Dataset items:
•••••

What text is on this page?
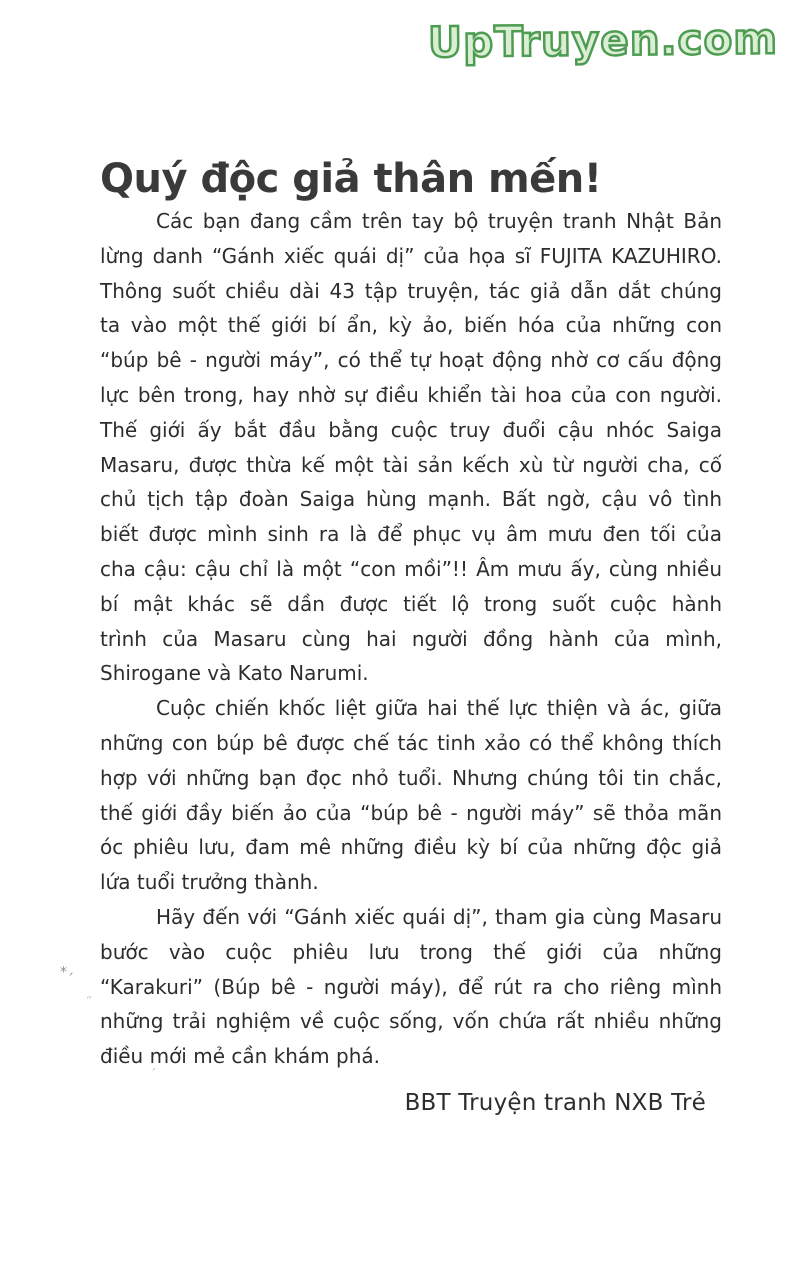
UpTruyen.com
Quý độc giả thân mến!
Các bạn đang cầm trên tay bộ truyện tranh Nhật Bản
lừng danh “Gánh xiếc quái dị” của họa sĩ FUJITA KAZUHIRO.
Thông suốt chiều dài 43 tập truyện, tác giả dẫn dắt chúng
ta vào một thế giới bí ẩn, kỳ ảo, biến hóa của những con
“búp bê - người máy”, có thể tự hoạt động nhờ cơ cấu động
lực bên trong, hay nhờ sự điều khiển tài hoa của con người.
Thế giới ấy bắt đầu bằng cuộc truy đuổi cậu nhóc Saiga
Masaru, được thừa kế một tài sản kếch xù từ người cha, cố
chủ tịch tập đoàn Saiga hùng mạnh. Bất ngờ, cậu vô tình
biết được mình sinh ra là để phục vụ âm mưu đen tối của
cha cậu: cậu chỉ là một “con mồi”!! Âm mưu ấy, cùng nhiều
bí mật khác sẽ dần được tiết lộ trong suốt cuộc hành
trình của Masaru cùng hai người đồng hành của mình,
Shirogane và Kato Narumi.
Cuộc chiến khốc liệt giữa hai thế lực thiện và ác, giữa
những con búp bê được chế tác tinh xảo có thể không thích
hợp với những bạn đọc nhỏ tuổi. Nhưng chúng tôi tin chắc,
thế giới đầy biến ảo của “búp bê - người máy” sẽ thỏa mãn
óc phiêu lưu, đam mê những điều kỳ bí của những độc giả
lứa tuổi trưởng thành.
Hãy đến với “Gánh xiếc quái dị”, tham gia cùng Masaru
bước vào cuộc phiêu lưu trong thế giới của những
“Karakuri” (Búp bê - người máy), để rút ra cho riêng mình
những trải nghiệm về cuộc sống, vốn chứa rất nhiều những
điều mới mẻ cần khám phá.
BBT Truyện tranh NXB Trẻ
⁎ˏ
”
ˊ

•••••

Your answer should be only a number: how many lines of the data above contain the string "xiếc"?

Written answer:
2